[Stored records]
--- BEGIN ---

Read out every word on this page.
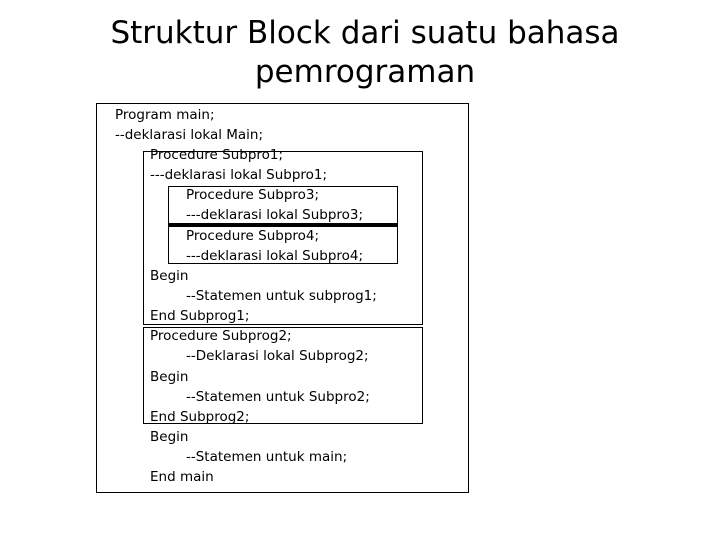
Struktur Block dari suatu bahasa
pemrograman
Program main;
--deklarasi lokal Main;
Procedure Subpro1;
---deklarasi lokal Subpro1;
Procedure Subpro3;
---deklarasi lokal Subpro3;
Procedure Subpro4;
---deklarasi lokal Subpro4;
Begin
--Statemen untuk subprog1;
End Subprog1;
Procedure Subprog2;
--Deklarasi lokal Subprog2;
Begin
--Statemen untuk Subpro2;
End Subprog2;
Begin
--Statemen untuk main;
End main
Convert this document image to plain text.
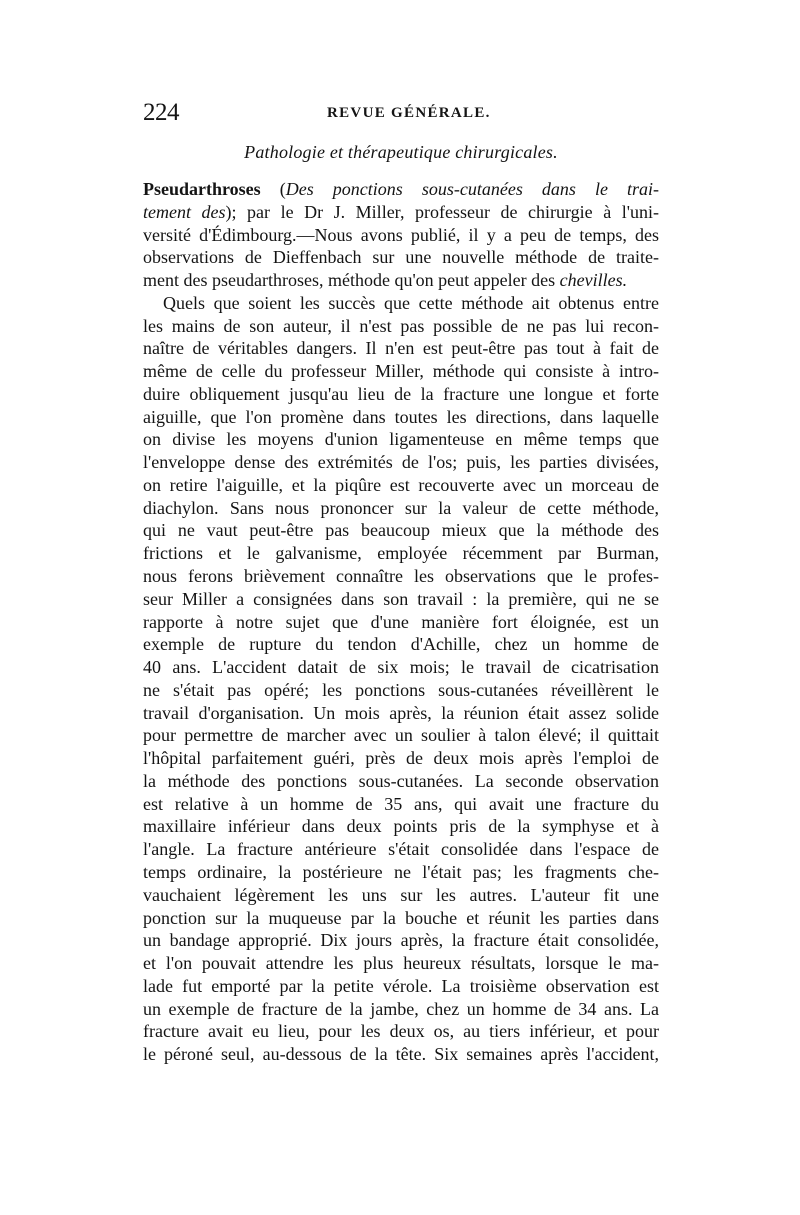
224	REVUE GÉNÉRALE.
Pathologie et thérapeutique chirurgicales.
Pseudarthroses (Des ponctions sous-cutanées dans le trai-
tement des); par le Dr J. Miller, professeur de chirurgie à l'uni-
versité d'Édimbourg.—Nous avons publié, il y a peu de temps, des
observations de Dieffenbach sur une nouvelle méthode de traite-
ment des pseudarthroses, méthode qu'on peut appeler des chevilles.
Quels que soient les succès que cette méthode ait obtenus entre
les mains de son auteur, il n'est pas possible de ne pas lui recon-
naître de véritables dangers. Il n'en est peut-être pas tout à fait de
même de celle du professeur Miller, méthode qui consiste à intro-
duire obliquement jusqu'au lieu de la fracture une longue et forte
aiguille, que l'on promène dans toutes les directions, dans laquelle
on divise les moyens d'union ligamenteuse en même temps que
l'enveloppe dense des extrémités de l'os; puis, les parties divisées,
on retire l'aiguille, et la piqûre est recouverte avec un morceau de
diachylon. Sans nous prononcer sur la valeur de cette méthode,
qui ne vaut peut-être pas beaucoup mieux que la méthode des
frictions et le galvanisme, employée récemment par Burman,
nous ferons brièvement connaître les observations que le profes-
seur Miller a consignées dans son travail : la première, qui ne se
rapporte à notre sujet que d'une manière fort éloignée, est un
exemple de rupture du tendon d'Achille, chez un homme de
40 ans. L'accident datait de six mois; le travail de cicatrisation
ne s'était pas opéré; les ponctions sous-cutanées réveillèrent le
travail d'organisation. Un mois après, la réunion était assez solide
pour permettre de marcher avec un soulier à talon élevé; il quittait
l'hôpital parfaitement guéri, près de deux mois après l'emploi de
la méthode des ponctions sous-cutanées. La seconde observation
est relative à un homme de 35 ans, qui avait une fracture du
maxillaire inférieur dans deux points pris de la symphyse et à
l'angle. La fracture antérieure s'était consolidée dans l'espace de
temps ordinaire, la postérieure ne l'était pas; les fragments che-
vauchaient légèrement les uns sur les autres. L'auteur fit une
ponction sur la muqueuse par la bouche et réunit les parties dans
un bandage approprié. Dix jours après, la fracture était consolidée,
et l'on pouvait attendre les plus heureux résultats, lorsque le ma-
lade fut emporté par la petite vérole. La troisième observation est
un exemple de fracture de la jambe, chez un homme de 34 ans. La
fracture avait eu lieu, pour les deux os, au tiers inférieur, et pour
le péroné seul, au-dessous de la tête. Six semaines après l'accident,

--- END ---

TASK BRIEF – Note each line of the entries that has "cette" in it, and copy those lines.

OUTPUT OF THE EXERCISE –
Quels que soient les succès que cette méthode ait obtenus entre
diachylon. Sans nous prononcer sur la valeur de cette méthode,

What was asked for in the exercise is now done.